Task directions:
Reproduce each record below exactly as written.

Input:

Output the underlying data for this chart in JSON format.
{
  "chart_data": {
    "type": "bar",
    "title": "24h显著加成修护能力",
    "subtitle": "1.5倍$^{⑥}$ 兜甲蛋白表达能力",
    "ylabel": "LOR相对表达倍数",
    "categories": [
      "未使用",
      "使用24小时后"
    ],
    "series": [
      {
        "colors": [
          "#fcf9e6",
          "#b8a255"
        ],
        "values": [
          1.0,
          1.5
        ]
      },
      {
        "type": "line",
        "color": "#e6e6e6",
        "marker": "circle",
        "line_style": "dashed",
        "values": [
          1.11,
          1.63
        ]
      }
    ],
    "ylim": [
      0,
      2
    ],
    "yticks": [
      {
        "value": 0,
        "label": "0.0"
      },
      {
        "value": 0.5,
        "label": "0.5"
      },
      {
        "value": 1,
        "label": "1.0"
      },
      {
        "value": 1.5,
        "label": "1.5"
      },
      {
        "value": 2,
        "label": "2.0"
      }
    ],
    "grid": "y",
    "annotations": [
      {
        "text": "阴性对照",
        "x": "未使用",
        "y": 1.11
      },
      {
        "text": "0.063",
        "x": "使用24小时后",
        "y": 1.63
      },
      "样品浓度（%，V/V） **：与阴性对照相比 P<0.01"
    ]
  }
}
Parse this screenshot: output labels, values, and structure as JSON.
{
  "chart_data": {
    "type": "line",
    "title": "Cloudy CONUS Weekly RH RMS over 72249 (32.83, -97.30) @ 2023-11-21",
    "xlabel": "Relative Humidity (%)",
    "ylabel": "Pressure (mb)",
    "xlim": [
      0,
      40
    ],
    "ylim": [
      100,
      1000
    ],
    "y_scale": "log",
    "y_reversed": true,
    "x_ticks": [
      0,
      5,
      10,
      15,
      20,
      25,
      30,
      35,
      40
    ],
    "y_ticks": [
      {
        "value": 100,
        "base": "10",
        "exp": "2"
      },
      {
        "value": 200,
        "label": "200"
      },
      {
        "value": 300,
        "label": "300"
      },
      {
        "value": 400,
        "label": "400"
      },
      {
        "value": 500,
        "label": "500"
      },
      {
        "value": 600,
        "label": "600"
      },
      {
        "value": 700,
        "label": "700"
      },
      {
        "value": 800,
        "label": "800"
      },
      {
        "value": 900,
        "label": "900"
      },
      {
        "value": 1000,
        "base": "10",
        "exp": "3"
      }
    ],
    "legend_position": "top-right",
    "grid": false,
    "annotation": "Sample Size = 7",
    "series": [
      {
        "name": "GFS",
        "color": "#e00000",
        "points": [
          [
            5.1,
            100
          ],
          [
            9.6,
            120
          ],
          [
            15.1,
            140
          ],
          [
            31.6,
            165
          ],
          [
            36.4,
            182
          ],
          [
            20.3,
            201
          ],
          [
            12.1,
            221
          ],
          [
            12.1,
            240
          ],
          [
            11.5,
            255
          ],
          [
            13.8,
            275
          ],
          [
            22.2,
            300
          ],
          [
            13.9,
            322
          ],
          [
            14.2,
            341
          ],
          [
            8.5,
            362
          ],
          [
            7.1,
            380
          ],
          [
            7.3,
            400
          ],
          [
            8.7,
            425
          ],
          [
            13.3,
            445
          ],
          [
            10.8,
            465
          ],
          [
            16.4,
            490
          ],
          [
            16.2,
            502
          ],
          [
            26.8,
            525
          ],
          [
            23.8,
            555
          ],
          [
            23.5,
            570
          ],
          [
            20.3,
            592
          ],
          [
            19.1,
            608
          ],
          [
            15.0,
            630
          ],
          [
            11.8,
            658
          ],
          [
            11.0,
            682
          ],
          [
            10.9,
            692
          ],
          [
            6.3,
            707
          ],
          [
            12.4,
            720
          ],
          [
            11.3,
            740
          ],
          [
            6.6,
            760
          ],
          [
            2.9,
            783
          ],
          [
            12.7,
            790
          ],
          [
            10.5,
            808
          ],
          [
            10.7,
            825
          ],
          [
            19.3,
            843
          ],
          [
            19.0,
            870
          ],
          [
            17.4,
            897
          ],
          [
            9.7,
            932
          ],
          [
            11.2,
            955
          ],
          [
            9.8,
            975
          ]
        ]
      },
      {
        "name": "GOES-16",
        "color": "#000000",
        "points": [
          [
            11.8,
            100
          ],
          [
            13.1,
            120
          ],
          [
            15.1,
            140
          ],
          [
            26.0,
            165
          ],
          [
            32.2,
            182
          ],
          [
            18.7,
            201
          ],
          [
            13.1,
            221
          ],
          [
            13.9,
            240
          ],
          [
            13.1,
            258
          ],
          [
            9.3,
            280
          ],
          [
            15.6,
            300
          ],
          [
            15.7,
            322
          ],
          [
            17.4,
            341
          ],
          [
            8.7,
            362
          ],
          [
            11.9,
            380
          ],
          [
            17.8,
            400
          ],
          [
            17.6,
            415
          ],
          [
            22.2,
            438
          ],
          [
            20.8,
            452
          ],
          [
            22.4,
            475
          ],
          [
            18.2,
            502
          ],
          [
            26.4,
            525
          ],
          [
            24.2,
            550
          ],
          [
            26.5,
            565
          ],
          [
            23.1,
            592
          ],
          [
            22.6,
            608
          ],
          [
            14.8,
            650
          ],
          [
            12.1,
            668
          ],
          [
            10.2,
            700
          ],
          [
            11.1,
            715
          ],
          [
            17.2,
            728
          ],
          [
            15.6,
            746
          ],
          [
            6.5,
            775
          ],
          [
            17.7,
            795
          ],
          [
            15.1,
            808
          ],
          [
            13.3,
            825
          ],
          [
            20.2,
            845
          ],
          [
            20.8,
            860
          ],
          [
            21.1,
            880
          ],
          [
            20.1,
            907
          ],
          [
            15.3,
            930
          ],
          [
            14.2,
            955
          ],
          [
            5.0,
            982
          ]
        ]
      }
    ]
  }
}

Task response:
Output the underlying data for this chart in JSON format.
{
  "chart_data": {
    "type": "bar",
    "title": "24h显著加成修护能力",
    "subtitle": "1.5倍$^{⑥}$ 兜甲蛋白表达能力",
    "ylabel": "LOR相对表达倍数",
    "categories": [
      "未使用",
      "使用24小时后"
    ],
    "series": [
      {
        "colors": [
          "#fcf9e6",
          "#b8a255"
        ],
        "values": [
          1.0,
          1.5
        ]
      },
      {
        "type": "line",
        "color": "#e6e6e6",
        "marker": "circle",
        "line_style": "dashed",
        "values": [
          1.11,
          1.63
        ]
      }
    ],
    "ylim": [
      0,
      2
    ],
    "yticks": [
      {
        "value": 0,
        "label": "0.0"
      },
      {
        "value": 0.5,
        "label": "0.5"
      },
      {
        "value": 1,
        "label": "1.0"
      },
      {
        "value": 1.5,
        "label": "1.5"
      },
      {
        "value": 2,
        "label": "2.0"
      }
    ],
    "grid": "y",
    "annotations": [
      {
        "text": "阴性对照",
        "x": "未使用",
        "y": 1.11
      },
      {
        "text": "0.063",
        "x": "使用24小时后",
        "y": 1.63
      },
      "样品浓度（%，V/V） **：与阴性对照相比 P<0.01"
    ]
  }
}
Parse this screenshot: output labels, values, and structure as JSON.
{
  "chart_data": {
    "type": "line",
    "title": "Cloudy CONUS Weekly RH RMS over 72249 (32.83, -97.30) @ 2023-11-21",
    "xlabel": "Relative Humidity (%)",
    "ylabel": "Pressure (mb)",
    "xlim": [
      0,
      40
    ],
    "ylim": [
      100,
      1000
    ],
    "y_scale": "log",
    "y_reversed": true,
    "x_ticks": [
      0,
      5,
      10,
      15,
      20,
      25,
      30,
      35,
      40
    ],
    "y_ticks": [
      {
        "value": 100,
        "base": "10",
        "exp": "2"
      },
      {
        "value": 200,
        "label": "200"
      },
      {
        "value": 300,
        "label": "300"
      },
      {
        "value": 400,
        "label": "400"
      },
      {
        "value": 500,
        "label": "500"
      },
      {
        "value": 600,
        "label": "600"
      },
      {
        "value": 700,
        "label": "700"
      },
      {
        "value": 800,
        "label": "800"
      },
      {
        "value": 900,
        "label": "900"
      },
      {
        "value": 1000,
        "base": "10",
        "exp": "3"
      }
    ],
    "legend_position": "top-right",
    "grid": false,
    "annotation": "Sample Size = 7",
    "series": [
      {
        "name": "GFS",
        "color": "#e00000",
        "points": [
          [
            5.1,
            100
          ],
          [
            9.6,
            120
          ],
          [
            15.1,
            140
          ],
          [
            31.6,
            165
          ],
          [
            36.4,
            182
          ],
          [
            20.3,
            201
          ],
          [
            12.1,
            221
          ],
          [
            12.1,
            240
          ],
          [
            11.5,
            255
          ],
          [
            13.8,
            275
          ],
          [
            22.2,
            300
          ],
          [
            13.9,
            322
          ],
          [
            14.2,
            341
          ],
          [
            8.5,
            362
          ],
          [
            7.1,
            380
          ],
          [
            7.3,
            400
          ],
          [
            8.7,
            425
          ],
          [
            13.3,
            445
          ],
          [
            10.8,
            465
          ],
          [
            16.4,
            490
          ],
          [
            16.2,
            502
          ],
          [
            26.8,
            525
          ],
          [
            23.8,
            555
          ],
          [
            23.5,
            570
          ],
          [
            20.3,
            592
          ],
          [
            19.1,
            608
          ],
          [
            15.0,
            630
          ],
          [
            11.8,
            658
          ],
          [
            11.0,
            682
          ],
          [
            10.9,
            692
          ],
          [
            6.3,
            707
          ],
          [
            12.4,
            720
          ],
          [
            11.3,
            740
          ],
          [
            6.6,
            760
          ],
          [
            2.9,
            783
          ],
          [
            12.7,
            790
          ],
          [
            10.5,
            808
          ],
          [
            10.7,
            825
          ],
          [
            19.3,
            843
          ],
          [
            19.0,
            870
          ],
          [
            17.4,
            897
          ],
          [
            9.7,
            932
          ],
          [
            11.2,
            955
          ],
          [
            9.8,
            975
          ]
        ]
      },
      {
        "name": "GOES-16",
        "color": "#000000",
        "points": [
          [
            11.8,
            100
          ],
          [
            13.1,
            120
          ],
          [
            15.1,
            140
          ],
          [
            26.0,
            165
          ],
          [
            32.2,
            182
          ],
          [
            18.7,
            201
          ],
          [
            13.1,
            221
          ],
          [
            13.9,
            240
          ],
          [
            13.1,
            258
          ],
          [
            9.3,
            280
          ],
          [
            15.6,
            300
          ],
          [
            15.7,
            322
          ],
          [
            17.4,
            341
          ],
          [
            8.7,
            362
          ],
          [
            11.9,
            380
          ],
          [
            17.8,
            400
          ],
          [
            17.6,
            415
          ],
          [
            22.2,
            438
          ],
          [
            20.8,
            452
          ],
          [
            22.4,
            475
          ],
          [
            18.2,
            502
          ],
          [
            26.4,
            525
          ],
          [
            24.2,
            550
          ],
          [
            26.5,
            565
          ],
          [
            23.1,
            592
          ],
          [
            22.6,
            608
          ],
          [
            14.8,
            650
          ],
          [
            12.1,
            668
          ],
          [
            10.2,
            700
          ],
          [
            11.1,
            715
          ],
          [
            17.2,
            728
          ],
          [
            15.6,
            746
          ],
          [
            6.5,
            775
          ],
          [
            17.7,
            795
          ],
          [
            15.1,
            808
          ],
          [
            13.3,
            825
          ],
          [
            20.2,
            845
          ],
          [
            20.8,
            860
          ],
          [
            21.1,
            880
          ],
          [
            20.1,
            907
          ],
          [
            15.3,
            930
          ],
          [
            14.2,
            955
          ],
          [
            5.0,
            982
          ]
        ]
      }
    ]
  }
}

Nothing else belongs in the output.